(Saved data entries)
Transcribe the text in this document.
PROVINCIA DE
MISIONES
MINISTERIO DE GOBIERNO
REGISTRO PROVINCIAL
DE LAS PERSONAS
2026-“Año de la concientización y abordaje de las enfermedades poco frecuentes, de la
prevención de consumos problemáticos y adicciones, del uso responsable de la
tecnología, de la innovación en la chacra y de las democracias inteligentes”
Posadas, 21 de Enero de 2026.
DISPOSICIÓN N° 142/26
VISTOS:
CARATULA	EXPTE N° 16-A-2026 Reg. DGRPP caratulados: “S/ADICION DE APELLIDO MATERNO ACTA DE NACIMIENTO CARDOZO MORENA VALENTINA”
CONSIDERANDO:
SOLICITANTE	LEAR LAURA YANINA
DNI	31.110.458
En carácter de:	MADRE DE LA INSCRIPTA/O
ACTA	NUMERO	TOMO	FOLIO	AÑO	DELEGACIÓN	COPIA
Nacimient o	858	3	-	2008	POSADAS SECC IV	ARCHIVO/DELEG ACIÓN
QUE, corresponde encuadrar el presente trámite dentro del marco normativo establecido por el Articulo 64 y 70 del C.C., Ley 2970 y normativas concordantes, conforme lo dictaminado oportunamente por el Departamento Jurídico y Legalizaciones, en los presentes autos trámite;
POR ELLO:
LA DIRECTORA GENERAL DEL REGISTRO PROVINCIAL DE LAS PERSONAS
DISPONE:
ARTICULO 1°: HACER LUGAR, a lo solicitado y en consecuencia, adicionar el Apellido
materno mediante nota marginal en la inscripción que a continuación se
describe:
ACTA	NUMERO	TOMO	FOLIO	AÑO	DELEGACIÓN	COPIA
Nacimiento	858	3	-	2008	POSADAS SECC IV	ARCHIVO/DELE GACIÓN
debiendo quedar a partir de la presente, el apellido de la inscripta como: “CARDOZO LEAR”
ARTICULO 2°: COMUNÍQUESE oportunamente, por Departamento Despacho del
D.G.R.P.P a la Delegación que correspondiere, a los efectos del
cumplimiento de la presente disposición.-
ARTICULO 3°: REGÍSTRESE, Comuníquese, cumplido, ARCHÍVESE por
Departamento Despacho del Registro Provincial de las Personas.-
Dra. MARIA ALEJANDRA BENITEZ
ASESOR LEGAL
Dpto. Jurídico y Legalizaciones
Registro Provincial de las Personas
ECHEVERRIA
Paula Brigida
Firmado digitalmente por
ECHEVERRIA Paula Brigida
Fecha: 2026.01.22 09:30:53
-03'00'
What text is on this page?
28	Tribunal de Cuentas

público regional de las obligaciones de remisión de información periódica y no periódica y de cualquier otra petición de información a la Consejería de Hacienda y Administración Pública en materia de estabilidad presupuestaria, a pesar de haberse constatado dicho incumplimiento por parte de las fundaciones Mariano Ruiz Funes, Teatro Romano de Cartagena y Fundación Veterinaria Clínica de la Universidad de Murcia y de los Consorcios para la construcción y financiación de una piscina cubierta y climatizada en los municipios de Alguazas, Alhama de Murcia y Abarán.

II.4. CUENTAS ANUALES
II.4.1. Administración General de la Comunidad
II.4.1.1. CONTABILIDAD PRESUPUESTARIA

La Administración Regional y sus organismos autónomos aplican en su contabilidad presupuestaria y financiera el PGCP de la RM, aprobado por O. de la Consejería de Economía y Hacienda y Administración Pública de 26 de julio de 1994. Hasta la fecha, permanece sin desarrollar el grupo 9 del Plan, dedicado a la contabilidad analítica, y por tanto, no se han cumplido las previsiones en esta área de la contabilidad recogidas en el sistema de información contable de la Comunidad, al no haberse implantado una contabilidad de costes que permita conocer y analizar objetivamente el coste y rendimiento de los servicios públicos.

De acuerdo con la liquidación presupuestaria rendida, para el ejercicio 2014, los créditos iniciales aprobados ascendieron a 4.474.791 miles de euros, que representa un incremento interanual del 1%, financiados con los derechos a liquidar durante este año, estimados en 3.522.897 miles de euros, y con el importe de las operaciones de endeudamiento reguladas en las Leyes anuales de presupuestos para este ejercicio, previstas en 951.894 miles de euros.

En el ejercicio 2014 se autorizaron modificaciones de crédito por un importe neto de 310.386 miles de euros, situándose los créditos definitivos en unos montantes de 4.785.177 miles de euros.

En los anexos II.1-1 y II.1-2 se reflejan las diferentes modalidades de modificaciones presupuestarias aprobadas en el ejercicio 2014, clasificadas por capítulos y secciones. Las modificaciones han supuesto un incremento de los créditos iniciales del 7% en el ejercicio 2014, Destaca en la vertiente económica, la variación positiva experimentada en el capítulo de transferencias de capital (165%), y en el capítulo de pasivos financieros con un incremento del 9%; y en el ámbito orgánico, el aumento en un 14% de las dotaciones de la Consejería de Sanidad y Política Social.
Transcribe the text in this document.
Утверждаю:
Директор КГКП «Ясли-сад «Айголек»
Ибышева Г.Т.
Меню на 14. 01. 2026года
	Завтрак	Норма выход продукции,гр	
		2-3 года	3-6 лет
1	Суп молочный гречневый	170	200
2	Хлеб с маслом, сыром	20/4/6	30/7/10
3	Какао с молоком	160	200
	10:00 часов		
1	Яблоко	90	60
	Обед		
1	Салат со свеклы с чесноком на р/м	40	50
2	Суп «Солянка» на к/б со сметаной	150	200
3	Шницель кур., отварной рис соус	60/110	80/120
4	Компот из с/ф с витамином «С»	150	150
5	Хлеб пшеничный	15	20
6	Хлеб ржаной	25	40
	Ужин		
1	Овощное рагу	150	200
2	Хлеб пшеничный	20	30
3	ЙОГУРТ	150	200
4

• _Short task_: Reproduce the material precisely, including every line.

• _Expected answer_:
Transcribe the text in this document.
PROVINCIA DE
MISIONES
MINISTERIO DE GOBIERNO
REGISTRO PROVINCIAL
DE LAS PERSONAS
2026-“Año de la concientización y abordaje de las enfermedades poco frecuentes, de la
prevención de consumos problemáticos y adicciones, del uso responsable de la
tecnología, de la innovación en la chacra y de las democracias inteligentes”
Posadas, 21 de Enero de 2026.
DISPOSICIÓN N° 142/26
VISTOS:
CARATULA	EXPTE N° 16-A-2026 Reg. DGRPP caratulados: “S/ADICION DE APELLIDO MATERNO ACTA DE NACIMIENTO CARDOZO MORENA VALENTINA”
CONSIDERANDO:
SOLICITANTE	LEAR LAURA YANINA
DNI	31.110.458
En carácter de:	MADRE DE LA INSCRIPTA/O
ACTA	NUMERO	TOMO	FOLIO	AÑO	DELEGACIÓN	COPIA
Nacimient o	858	3	-	2008	POSADAS SECC IV	ARCHIVO/DELEG ACIÓN
QUE, corresponde encuadrar el presente trámite dentro del marco normativo establecido por el Articulo 64 y 70 del C.C., Ley 2970 y normativas concordantes, conforme lo dictaminado oportunamente por el Departamento Jurídico y Legalizaciones, en los presentes autos trámite;
POR ELLO:
LA DIRECTORA GENERAL DEL REGISTRO PROVINCIAL DE LAS PERSONAS
DISPONE:
ARTICULO 1°: HACER LUGAR, a lo solicitado y en consecuencia, adicionar el Apellido
materno mediante nota marginal en la inscripción que a continuación se
describe:
ACTA	NUMERO	TOMO	FOLIO	AÑO	DELEGACIÓN	COPIA
Nacimiento	858	3	-	2008	POSADAS SECC IV	ARCHIVO/DELE GACIÓN
debiendo quedar a partir de la presente, el apellido de la inscripta como: “CARDOZO LEAR”
ARTICULO 2°: COMUNÍQUESE oportunamente, por Departamento Despacho del
D.G.R.P.P a la Delegación que correspondiere, a los efectos del
cumplimiento de la presente disposición.-
ARTICULO 3°: REGÍSTRESE, Comuníquese, cumplido, ARCHÍVESE por
Departamento Despacho del Registro Provincial de las Personas.-
Dra. MARIA ALEJANDRA BENITEZ
ASESOR LEGAL
Dpto. Jurídico y Legalizaciones
Registro Provincial de las Personas
ECHEVERRIA
Paula Brigida
Firmado digitalmente por
ECHEVERRIA Paula Brigida
Fecha: 2026.01.22 09:30:53
-03'00'
What text is on this page?
28	Tribunal de Cuentas

público regional de las obligaciones de remisión de información periódica y no periódica y de cualquier otra petición de información a la Consejería de Hacienda y Administración Pública en materia de estabilidad presupuestaria, a pesar de haberse constatado dicho incumplimiento por parte de las fundaciones Mariano Ruiz Funes, Teatro Romano de Cartagena y Fundación Veterinaria Clínica de la Universidad de Murcia y de los Consorcios para la construcción y financiación de una piscina cubierta y climatizada en los municipios de Alguazas, Alhama de Murcia y Abarán.

II.4. CUENTAS ANUALES
II.4.1. Administración General de la Comunidad
II.4.1.1. CONTABILIDAD PRESUPUESTARIA

La Administración Regional y sus organismos autónomos aplican en su contabilidad presupuestaria y financiera el PGCP de la RM, aprobado por O. de la Consejería de Economía y Hacienda y Administración Pública de 26 de julio de 1994. Hasta la fecha, permanece sin desarrollar el grupo 9 del Plan, dedicado a la contabilidad analítica, y por tanto, no se han cumplido las previsiones en esta área de la contabilidad recogidas en el sistema de información contable de la Comunidad, al no haberse implantado una contabilidad de costes que permita conocer y analizar objetivamente el coste y rendimiento de los servicios públicos.

De acuerdo con la liquidación presupuestaria rendida, para el ejercicio 2014, los créditos iniciales aprobados ascendieron a 4.474.791 miles de euros, que representa un incremento interanual del 1%, financiados con los derechos a liquidar durante este año, estimados en 3.522.897 miles de euros, y con el importe de las operaciones de endeudamiento reguladas en las Leyes anuales de presupuestos para este ejercicio, previstas en 951.894 miles de euros.

En el ejercicio 2014 se autorizaron modificaciones de crédito por un importe neto de 310.386 miles de euros, situándose los créditos definitivos en unos montantes de 4.785.177 miles de euros.

En los anexos II.1-1 y II.1-2 se reflejan las diferentes modalidades de modificaciones presupuestarias aprobadas en el ejercicio 2014, clasificadas por capítulos y secciones. Las modificaciones han supuesto un incremento de los créditos iniciales del 7% en el ejercicio 2014, Destaca en la vertiente económica, la variación positiva experimentada en el capítulo de transferencias de capital (165%), y en el capítulo de pasivos financieros con un incremento del 9%; y en el ámbito orgánico, el aumento en un 14% de las dotaciones de la Consejería de Sanidad y Política Social.
Transcribe the text in this document.
Утверждаю:
Директор КГКП «Ясли-сад «Айголек»
Ибышева Г.Т.
Меню на 14. 01. 2026года
	Завтрак	Норма выход продукции,гр	
		2-3 года	3-6 лет
1	Суп молочный гречневый	170	200
2	Хлеб с маслом, сыром	20/4/6	30/7/10
3	Какао с молоком	160	200
	10:00 часов		
1	Яблоко	90	60
	Обед		
1	Салат со свеклы с чесноком на р/м	40	50
2	Суп «Солянка» на к/б со сметаной	150	200
3	Шницель кур., отварной рис соус	60/110	80/120
4	Компот из с/ф с витамином «С»	150	150
5	Хлеб пшеничный	15	20
6	Хлеб ржаной	25	40
	Ужин		
1	Овощное рагу	150	200
2	Хлеб пшеничный	20	30
3	ЙОГУРТ	150	200
4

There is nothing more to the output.